## WRITTEN EXERCISE
Copy out the whole listing exactly as written, leaving the pictures behind.

## Extracted data entries
★ ★ ★ ★ ★
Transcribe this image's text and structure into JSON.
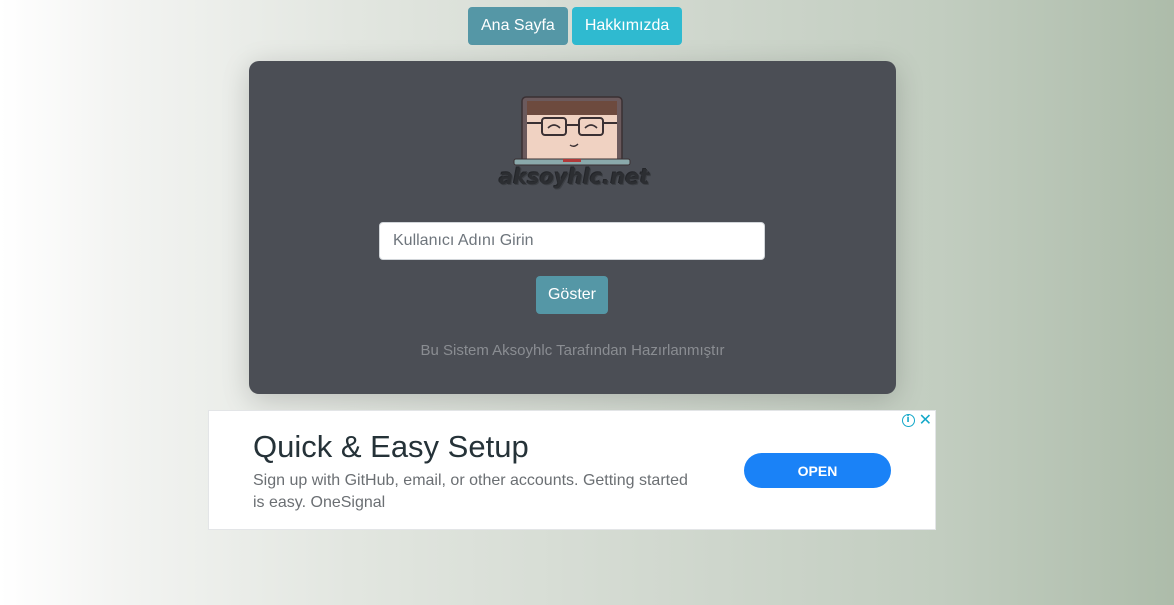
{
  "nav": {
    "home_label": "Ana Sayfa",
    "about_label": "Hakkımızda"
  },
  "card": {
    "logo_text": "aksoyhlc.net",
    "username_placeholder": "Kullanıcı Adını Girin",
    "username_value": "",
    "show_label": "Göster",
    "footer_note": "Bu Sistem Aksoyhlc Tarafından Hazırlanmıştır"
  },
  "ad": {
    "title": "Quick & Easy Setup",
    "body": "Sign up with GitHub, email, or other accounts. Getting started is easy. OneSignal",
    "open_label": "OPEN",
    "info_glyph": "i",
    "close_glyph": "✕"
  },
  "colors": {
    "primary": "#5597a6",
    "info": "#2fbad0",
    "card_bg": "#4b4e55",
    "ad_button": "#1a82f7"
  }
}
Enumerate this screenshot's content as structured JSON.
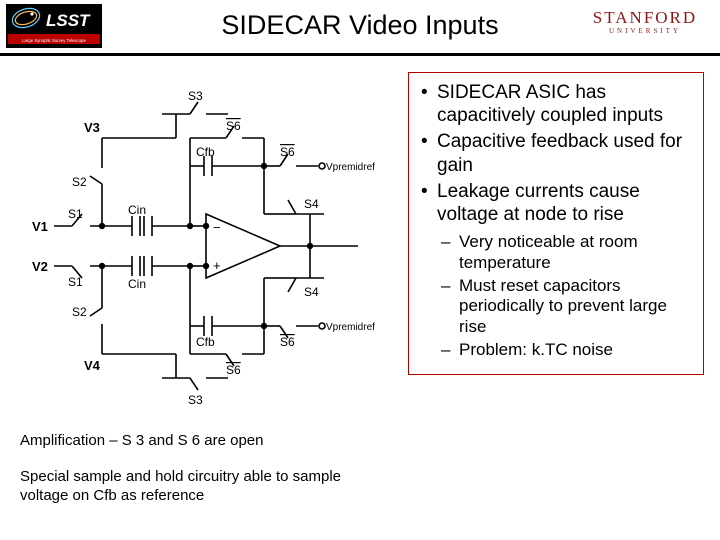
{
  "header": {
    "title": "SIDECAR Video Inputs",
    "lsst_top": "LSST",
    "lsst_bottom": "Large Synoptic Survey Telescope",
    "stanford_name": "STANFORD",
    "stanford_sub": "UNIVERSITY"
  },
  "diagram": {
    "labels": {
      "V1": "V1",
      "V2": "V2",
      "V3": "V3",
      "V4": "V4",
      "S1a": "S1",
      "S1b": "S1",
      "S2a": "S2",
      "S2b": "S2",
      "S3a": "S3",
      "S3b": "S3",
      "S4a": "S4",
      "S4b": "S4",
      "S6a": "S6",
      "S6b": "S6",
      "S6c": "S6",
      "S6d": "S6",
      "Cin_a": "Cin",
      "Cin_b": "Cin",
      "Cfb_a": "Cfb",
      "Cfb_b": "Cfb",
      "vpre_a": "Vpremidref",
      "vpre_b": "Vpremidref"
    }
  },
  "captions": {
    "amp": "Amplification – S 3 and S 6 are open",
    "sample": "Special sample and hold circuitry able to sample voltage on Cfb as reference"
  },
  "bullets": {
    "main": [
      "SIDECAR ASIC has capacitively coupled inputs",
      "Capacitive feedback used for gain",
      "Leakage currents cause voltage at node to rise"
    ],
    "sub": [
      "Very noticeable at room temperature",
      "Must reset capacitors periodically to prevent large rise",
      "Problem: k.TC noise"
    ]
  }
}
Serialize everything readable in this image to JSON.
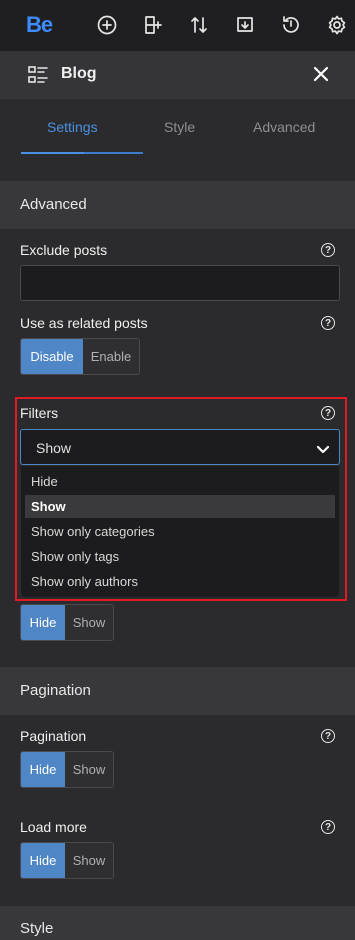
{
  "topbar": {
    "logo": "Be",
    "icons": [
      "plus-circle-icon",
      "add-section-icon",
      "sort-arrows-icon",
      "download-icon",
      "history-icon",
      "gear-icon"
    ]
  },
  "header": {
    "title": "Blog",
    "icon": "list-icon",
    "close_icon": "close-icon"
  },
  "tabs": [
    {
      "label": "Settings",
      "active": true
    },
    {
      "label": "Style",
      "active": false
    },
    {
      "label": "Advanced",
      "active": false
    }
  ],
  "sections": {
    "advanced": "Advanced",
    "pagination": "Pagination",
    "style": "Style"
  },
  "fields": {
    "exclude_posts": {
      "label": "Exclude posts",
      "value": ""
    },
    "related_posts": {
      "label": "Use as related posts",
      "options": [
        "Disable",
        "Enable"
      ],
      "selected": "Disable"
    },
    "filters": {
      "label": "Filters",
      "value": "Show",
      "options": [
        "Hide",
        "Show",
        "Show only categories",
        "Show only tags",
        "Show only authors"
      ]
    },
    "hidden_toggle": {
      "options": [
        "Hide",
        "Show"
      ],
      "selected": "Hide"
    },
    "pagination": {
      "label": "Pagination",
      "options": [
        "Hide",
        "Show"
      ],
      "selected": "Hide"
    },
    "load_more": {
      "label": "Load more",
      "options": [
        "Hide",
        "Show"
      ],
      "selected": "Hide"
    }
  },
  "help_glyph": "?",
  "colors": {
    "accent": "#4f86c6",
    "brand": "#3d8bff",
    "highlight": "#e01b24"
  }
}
★ ★ ★ ★ ★
## TASK OUTPUT
Transcribe this image's text and structure into JSON.
{
  "nav": {
    "home_label": "Ana Sayfa",
    "about_label": "Hakkımızda"
  },
  "card": {
    "logo_text": "aksoyhlc.net",
    "username_placeholder": "Kullanıcı Adını Girin",
    "username_value": "",
    "show_label": "Göster",
    "footer_note": "Bu Sistem Aksoyhlc Tarafından Hazırlanmıştır"
  },
  "ad": {
    "title": "Quick & Easy Setup",
    "body": "Sign up with GitHub, email, or other accounts. Getting started is easy. OneSignal",
    "open_label": "OPEN",
    "info_glyph": "i",
    "close_glyph": "✕"
  },
  "colors": {
    "primary": "#5597a6",
    "info": "#2fbad0",
    "card_bg": "#4b4e55",
    "ad_button": "#1a82f7"
  }
}
Enumerate this screenshot's content as structured JSON.
{
  "header": {
    "title": "SIDECAR Video Inputs",
    "lsst_top": "LSST",
    "lsst_bottom": "Large Synoptic Survey Telescope",
    "stanford_name": "STANFORD",
    "stanford_sub": "UNIVERSITY"
  },
  "diagram": {
    "labels": {
      "V1": "V1",
      "V2": "V2",
      "V3": "V3",
      "V4": "V4",
      "S1a": "S1",
      "S1b": "S1",
      "S2a": "S2",
      "S2b": "S2",
      "S3a": "S3",
      "S3b": "S3",
      "S4a": "S4",
      "S4b": "S4",
      "S6a": "S6",
      "S6b": "S6",
      "S6c": "S6",
      "S6d": "S6",
      "Cin_a": "Cin",
      "Cin_b": "Cin",
      "Cfb_a": "Cfb",
      "Cfb_b": "Cfb",
      "vpre_a": "Vpremidref",
      "vpre_b": "Vpremidref"
    }
  },
  "captions": {
    "amp": "Amplification – S 3 and S 6 are open",
    "sample": "Special sample and hold circuitry able to sample voltage on Cfb as reference"
  },
  "bullets": {
    "main": [
      "SIDECAR ASIC has capacitively coupled inputs",
      "Capacitive feedback used for gain",
      "Leakage currents cause voltage at node to rise"
    ],
    "sub": [
      "Very noticeable at room temperature",
      "Must reset capacitors periodically to prevent large rise",
      "Problem: k.TC noise"
    ]
  }
}
Serialize everything readable in this image to JSON.
{
  "topbar": {
    "logo": "Be",
    "icons": [
      "plus-circle-icon",
      "add-section-icon",
      "sort-arrows-icon",
      "download-icon",
      "history-icon",
      "gear-icon"
    ]
  },
  "header": {
    "title": "Blog",
    "icon": "list-icon",
    "close_icon": "close-icon"
  },
  "tabs": [
    {
      "label": "Settings",
      "active": true
    },
    {
      "label": "Style",
      "active": false
    },
    {
      "label": "Advanced",
      "active": false
    }
  ],
  "sections": {
    "advanced": "Advanced",
    "pagination": "Pagination",
    "style": "Style"
  },
  "fields": {
    "exclude_posts": {
      "label": "Exclude posts",
      "value": ""
    },
    "related_posts": {
      "label": "Use as related posts",
      "options": [
        "Disable",
        "Enable"
      ],
      "selected": "Disable"
    },
    "filters": {
      "label": "Filters",
      "value": "Show",
      "options": [
        "Hide",
        "Show",
        "Show only categories",
        "Show only tags",
        "Show only authors"
      ]
    },
    "hidden_toggle": {
      "options": [
        "Hide",
        "Show"
      ],
      "selected": "Hide"
    },
    "pagination": {
      "label": "Pagination",
      "options": [
        "Hide",
        "Show"
      ],
      "selected": "Hide"
    },
    "load_more": {
      "label": "Load more",
      "options": [
        "Hide",
        "Show"
      ],
      "selected": "Hide"
    }
  },
  "help_glyph": "?",
  "colors": {
    "accent": "#4f86c6",
    "brand": "#3d8bff",
    "highlight": "#e01b24"
  }
}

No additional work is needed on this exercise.